(Stored items)
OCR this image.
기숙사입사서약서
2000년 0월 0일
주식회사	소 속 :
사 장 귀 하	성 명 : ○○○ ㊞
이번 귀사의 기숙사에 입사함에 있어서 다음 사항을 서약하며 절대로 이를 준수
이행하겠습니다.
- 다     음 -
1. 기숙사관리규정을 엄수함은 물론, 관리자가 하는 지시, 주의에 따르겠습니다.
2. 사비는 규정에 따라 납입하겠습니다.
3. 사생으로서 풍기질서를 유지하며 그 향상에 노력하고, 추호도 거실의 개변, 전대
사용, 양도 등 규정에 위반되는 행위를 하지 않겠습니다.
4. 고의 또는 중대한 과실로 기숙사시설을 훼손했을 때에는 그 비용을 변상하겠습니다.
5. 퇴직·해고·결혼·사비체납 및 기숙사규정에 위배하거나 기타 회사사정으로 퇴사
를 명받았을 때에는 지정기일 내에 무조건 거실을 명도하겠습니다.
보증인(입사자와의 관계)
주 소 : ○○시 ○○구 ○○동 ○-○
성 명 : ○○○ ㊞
==
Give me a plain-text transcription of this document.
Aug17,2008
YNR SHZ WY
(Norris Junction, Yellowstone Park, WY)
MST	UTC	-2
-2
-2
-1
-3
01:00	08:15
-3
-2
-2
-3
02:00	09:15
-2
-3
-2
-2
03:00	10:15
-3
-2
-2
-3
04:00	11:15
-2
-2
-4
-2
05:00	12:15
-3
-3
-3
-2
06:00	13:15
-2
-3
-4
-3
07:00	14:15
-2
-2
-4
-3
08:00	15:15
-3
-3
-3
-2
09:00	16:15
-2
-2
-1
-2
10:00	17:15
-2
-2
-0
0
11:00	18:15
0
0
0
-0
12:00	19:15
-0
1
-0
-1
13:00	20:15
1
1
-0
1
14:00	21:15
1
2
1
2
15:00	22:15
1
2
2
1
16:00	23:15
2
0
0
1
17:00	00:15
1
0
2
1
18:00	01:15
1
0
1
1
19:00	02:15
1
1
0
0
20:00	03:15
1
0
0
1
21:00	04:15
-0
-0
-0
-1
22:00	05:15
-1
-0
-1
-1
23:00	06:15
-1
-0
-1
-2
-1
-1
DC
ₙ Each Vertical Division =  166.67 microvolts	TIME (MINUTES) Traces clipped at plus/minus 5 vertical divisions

» Problem requirements
Of the lines above, how many hold the word "this"? Say the number alone.

» Correct response
2